* Exercise details: Render the part of the listing from its first line through the line containing "document-page: Úkol 1", including that line, as a JSON list of strings with one string per line and blank lines omitted.

### Given entries

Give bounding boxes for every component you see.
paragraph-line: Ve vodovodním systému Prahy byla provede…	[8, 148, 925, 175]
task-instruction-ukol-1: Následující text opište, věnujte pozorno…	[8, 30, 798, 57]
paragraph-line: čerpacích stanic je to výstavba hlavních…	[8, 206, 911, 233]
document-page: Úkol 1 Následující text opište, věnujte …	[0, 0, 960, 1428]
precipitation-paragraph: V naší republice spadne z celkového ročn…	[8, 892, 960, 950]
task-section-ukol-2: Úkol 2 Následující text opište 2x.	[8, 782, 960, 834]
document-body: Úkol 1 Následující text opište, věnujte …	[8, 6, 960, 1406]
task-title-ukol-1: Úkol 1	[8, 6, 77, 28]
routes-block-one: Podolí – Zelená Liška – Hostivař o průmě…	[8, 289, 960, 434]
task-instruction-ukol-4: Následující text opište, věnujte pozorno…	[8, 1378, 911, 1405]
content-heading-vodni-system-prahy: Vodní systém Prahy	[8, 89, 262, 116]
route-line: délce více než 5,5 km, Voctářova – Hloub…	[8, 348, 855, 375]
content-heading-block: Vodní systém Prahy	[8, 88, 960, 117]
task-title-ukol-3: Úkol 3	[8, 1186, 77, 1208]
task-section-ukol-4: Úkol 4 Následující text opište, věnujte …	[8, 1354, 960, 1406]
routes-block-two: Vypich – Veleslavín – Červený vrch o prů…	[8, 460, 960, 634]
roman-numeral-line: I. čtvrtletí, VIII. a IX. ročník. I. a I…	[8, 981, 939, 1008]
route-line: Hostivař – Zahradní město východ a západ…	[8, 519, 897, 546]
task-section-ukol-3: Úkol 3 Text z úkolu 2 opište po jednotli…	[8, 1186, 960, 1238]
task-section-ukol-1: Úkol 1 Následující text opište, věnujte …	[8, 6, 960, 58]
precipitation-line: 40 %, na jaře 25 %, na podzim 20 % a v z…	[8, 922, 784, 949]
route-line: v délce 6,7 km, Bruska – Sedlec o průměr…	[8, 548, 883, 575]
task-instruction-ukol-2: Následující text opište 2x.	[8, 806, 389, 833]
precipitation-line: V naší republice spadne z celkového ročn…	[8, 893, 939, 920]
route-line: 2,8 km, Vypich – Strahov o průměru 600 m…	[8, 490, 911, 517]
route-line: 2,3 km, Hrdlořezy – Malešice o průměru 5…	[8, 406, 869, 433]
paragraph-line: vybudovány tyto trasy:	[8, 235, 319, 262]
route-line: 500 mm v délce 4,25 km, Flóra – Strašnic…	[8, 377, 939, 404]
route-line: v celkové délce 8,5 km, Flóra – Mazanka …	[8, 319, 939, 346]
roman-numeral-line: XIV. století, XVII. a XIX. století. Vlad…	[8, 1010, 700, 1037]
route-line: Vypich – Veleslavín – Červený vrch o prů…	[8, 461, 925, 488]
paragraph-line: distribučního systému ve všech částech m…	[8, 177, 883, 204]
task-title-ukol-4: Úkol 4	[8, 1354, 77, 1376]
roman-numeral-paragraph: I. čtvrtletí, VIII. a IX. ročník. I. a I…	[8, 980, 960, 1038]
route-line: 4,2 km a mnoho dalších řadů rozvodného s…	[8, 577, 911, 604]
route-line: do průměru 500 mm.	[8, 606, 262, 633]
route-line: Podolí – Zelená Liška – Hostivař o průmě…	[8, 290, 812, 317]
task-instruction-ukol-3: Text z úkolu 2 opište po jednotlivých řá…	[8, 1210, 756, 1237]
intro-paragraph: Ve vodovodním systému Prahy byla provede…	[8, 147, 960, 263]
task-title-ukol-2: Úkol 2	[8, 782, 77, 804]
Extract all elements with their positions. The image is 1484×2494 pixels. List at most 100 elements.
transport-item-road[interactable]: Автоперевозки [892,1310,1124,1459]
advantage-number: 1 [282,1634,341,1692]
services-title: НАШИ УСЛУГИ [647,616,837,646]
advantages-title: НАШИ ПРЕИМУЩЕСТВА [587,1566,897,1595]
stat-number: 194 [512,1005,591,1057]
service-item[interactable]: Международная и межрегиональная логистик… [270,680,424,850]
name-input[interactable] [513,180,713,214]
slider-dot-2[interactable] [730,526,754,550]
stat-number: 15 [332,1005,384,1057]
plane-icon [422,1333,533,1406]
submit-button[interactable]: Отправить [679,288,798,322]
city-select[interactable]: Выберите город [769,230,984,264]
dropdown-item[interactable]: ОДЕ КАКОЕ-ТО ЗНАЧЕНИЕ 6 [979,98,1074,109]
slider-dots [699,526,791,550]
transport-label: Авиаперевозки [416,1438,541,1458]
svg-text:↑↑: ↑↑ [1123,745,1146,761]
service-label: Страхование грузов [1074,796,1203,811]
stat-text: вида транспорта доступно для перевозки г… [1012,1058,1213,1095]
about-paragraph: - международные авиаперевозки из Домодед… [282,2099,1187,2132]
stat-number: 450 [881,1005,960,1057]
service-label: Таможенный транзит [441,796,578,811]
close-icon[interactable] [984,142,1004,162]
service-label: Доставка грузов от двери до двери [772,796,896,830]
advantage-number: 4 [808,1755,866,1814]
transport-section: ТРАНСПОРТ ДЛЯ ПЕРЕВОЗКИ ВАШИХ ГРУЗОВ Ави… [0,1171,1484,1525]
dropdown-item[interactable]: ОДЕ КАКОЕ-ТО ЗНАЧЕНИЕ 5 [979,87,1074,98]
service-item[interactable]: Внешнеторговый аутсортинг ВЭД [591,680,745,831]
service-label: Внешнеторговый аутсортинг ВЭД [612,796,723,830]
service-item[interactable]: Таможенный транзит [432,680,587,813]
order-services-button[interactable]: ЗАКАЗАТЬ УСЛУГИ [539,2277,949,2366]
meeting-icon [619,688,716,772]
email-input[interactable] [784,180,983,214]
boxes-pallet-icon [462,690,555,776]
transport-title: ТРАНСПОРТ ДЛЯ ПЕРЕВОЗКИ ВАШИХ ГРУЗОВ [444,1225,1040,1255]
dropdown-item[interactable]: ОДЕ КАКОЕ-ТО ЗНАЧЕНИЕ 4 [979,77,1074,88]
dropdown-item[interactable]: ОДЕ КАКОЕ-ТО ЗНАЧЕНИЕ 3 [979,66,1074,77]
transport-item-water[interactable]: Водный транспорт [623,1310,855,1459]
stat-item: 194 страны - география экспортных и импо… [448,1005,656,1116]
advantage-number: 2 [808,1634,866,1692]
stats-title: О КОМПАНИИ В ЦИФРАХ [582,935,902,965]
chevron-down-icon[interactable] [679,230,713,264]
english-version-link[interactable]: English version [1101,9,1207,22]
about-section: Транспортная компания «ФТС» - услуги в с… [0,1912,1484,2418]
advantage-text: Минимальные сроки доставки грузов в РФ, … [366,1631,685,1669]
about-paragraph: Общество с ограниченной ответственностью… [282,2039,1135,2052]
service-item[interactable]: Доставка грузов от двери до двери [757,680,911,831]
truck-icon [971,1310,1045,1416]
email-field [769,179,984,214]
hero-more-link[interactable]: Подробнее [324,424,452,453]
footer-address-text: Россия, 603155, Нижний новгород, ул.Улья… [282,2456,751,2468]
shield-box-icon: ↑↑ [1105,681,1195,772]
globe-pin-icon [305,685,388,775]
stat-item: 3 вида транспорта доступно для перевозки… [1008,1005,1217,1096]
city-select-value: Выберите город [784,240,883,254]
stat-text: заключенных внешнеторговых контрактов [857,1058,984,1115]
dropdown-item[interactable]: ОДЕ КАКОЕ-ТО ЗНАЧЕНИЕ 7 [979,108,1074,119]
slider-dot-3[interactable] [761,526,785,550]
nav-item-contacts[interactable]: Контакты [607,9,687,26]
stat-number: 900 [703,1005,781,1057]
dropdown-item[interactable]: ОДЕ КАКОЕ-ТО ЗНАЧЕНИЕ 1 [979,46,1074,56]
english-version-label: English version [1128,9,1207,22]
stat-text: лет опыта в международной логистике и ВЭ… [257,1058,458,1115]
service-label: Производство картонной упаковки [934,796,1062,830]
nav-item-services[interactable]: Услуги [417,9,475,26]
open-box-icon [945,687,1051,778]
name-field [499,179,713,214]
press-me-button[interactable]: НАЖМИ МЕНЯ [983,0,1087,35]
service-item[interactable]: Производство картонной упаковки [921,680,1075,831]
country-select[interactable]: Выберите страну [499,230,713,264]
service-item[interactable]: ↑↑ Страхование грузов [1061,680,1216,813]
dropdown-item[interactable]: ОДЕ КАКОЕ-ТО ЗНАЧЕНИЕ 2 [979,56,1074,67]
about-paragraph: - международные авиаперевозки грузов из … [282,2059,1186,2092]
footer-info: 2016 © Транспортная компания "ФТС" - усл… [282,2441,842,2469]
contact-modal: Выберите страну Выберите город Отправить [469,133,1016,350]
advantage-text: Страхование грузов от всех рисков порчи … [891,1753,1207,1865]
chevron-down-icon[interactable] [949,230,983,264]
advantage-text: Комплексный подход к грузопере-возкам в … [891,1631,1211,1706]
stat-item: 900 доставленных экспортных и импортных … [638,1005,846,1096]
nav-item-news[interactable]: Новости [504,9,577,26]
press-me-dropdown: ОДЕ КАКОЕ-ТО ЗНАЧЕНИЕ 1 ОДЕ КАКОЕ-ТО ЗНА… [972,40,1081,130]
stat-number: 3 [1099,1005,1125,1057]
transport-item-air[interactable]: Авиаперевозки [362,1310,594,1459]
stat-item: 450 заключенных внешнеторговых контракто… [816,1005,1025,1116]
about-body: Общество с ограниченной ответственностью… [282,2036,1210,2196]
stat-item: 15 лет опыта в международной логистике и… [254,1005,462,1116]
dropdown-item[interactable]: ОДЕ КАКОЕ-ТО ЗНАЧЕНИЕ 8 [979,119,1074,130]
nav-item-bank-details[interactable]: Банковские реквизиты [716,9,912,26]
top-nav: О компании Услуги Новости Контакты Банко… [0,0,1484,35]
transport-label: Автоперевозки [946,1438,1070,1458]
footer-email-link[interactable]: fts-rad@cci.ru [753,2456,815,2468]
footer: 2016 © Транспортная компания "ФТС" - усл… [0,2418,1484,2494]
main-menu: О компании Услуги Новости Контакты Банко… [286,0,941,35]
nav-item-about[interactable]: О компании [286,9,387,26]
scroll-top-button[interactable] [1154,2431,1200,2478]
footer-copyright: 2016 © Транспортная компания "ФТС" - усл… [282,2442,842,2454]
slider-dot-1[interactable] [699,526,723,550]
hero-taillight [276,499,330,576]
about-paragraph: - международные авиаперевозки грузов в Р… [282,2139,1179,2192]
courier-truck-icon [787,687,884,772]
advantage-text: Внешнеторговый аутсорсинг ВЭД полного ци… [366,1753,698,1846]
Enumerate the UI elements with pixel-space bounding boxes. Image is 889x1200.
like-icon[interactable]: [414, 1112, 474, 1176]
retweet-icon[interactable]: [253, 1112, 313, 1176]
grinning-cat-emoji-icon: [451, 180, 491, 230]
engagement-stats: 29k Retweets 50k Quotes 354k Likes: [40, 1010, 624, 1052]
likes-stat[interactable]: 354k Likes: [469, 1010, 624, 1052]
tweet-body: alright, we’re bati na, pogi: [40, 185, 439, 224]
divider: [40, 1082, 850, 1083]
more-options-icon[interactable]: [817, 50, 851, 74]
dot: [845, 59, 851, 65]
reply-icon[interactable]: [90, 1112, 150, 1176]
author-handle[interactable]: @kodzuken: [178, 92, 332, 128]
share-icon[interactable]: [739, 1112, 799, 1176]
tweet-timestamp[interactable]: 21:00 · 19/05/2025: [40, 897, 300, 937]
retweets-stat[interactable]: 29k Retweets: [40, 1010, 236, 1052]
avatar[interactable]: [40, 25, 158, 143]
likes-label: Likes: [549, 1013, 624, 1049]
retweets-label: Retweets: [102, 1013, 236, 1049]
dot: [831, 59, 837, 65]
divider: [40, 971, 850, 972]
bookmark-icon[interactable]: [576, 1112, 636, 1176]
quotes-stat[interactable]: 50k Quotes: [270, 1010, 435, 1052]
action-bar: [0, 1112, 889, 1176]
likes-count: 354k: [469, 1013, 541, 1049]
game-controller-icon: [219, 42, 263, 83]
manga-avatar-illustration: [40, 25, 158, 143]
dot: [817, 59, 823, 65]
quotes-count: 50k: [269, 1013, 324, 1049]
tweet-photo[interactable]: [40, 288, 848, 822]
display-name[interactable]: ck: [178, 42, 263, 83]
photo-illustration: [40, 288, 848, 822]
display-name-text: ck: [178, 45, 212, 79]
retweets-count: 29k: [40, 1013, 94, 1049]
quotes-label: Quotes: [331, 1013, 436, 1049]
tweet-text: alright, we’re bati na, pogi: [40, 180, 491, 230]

######

* Exercise output:
[
  "Give bounding boxes for every component you see.",
  "paragraph-line: Ve vodovodním systému Prahy byla provede…\t[8, 148, 925, 175]",
  "task-instruction-ukol-1: Následující text opište, věnujte pozorno…\t[8, 30, 798, 57]",
  "paragraph-line: čerpacích stanic je to výstavba hlavních…\t[8, 206, 911, 233]",
  "document-page: Úkol 1 Následující text opište, věnujte …\t[0, 0, 960, 1428]"
]